▸ **Task instructions**
Copy out each line that includes the word "представляются".

▸ **Record set**
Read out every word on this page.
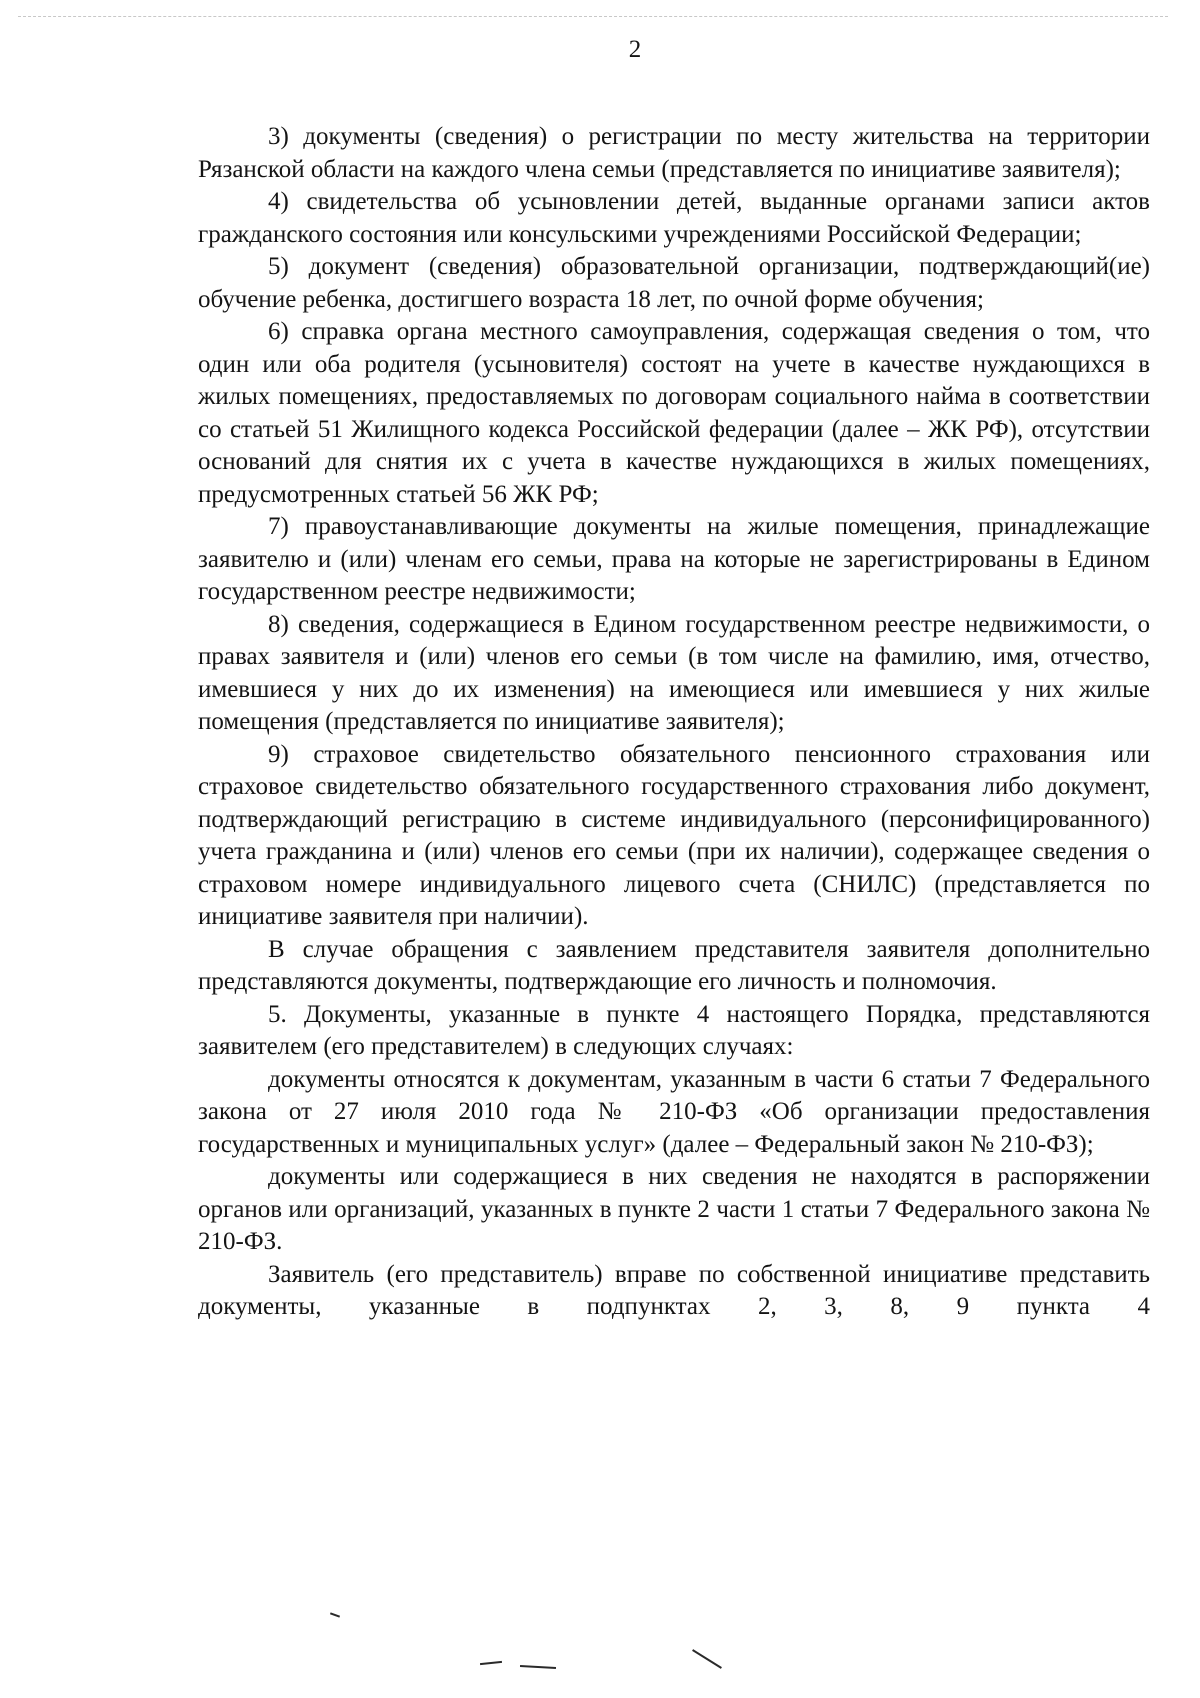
2

3) документы (сведения) о регистрации по месту жительства на территории Рязанской области на каждого члена семьи (представляется по инициативе заявителя);

4) свидетельства об усыновлении детей, выданные органами записи актов гражданского состояния или консульскими учреждениями Российской Федерации;

5) документ (сведения) образовательной организации, подтверждающий(ие) обучение ребенка, достигшего возраста 18 лет, по очной форме обучения;

6) справка органа местного самоуправления, содержащая сведения о том, что один или оба родителя (усыновителя) состоят на учете в качестве нуждающихся в жилых помещениях, предоставляемых по договорам социального найма в соответствии со статьей 51 Жилищного кодекса Российской федерации (далее – ЖК РФ), отсутствии оснований для снятия их с учета в качестве нуждающихся в жилых помещениях, предусмотренных статьей 56 ЖК РФ;

7) правоустанавливающие документы на жилые помещения, принадлежащие заявителю и (или) членам его семьи, права на которые не зарегистрированы в Едином государственном реестре недвижимости;

8) сведения, содержащиеся в Едином государственном реестре недвижимости, о правах заявителя и (или) членов его семьи (в том числе на фамилию, имя, отчество, имевшиеся у них до их изменения) на имеющиеся или имевшиеся у них жилые помещения (представляется по инициативе заявителя);

9) страховое свидетельство обязательного пенсионного страхования или страховое свидетельство обязательного государственного страхования либо документ, подтверждающий регистрацию в системе индивидуального (персонифицированного) учета гражданина и (или) членов его семьи (при их наличии), содержащее сведения о страховом номере индивидуального лицевого счета (СНИЛС) (представляется по инициативе заявителя при наличии).

В случае обращения с заявлением представителя заявителя дополнительно представляются документы, подтверждающие его личность и полномочия.

5. Документы, указанные в пункте 4 настоящего Порядка, представляются заявителем (его представителем) в следующих случаях:

документы относятся к документам, указанным в части 6 статьи 7 Федерального закона от 27 июля 2010 года № 210-ФЗ «Об организации предоставления государственных и муниципальных услуг» (далее – Федеральный закон № 210-ФЗ);

документы или содержащиеся в них сведения не находятся в распоряжении органов или организаций, указанных в пункте 2 части 1 статьи 7 Федерального закона № 210-ФЗ.

Заявитель (его представитель) вправе по собственной инициативе представить документы, указанные в подпунктах 2, 3, 8, 9 пункта 4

▸ **The result**
В случае обращения с заявлением представителя заявителя дополнительно представляются документы, подтверждающие его личность и полномочия.
5. Документы, указанные в пункте 4 настоящего Порядка, представляются заявителем (его представителем) в следующих случаях:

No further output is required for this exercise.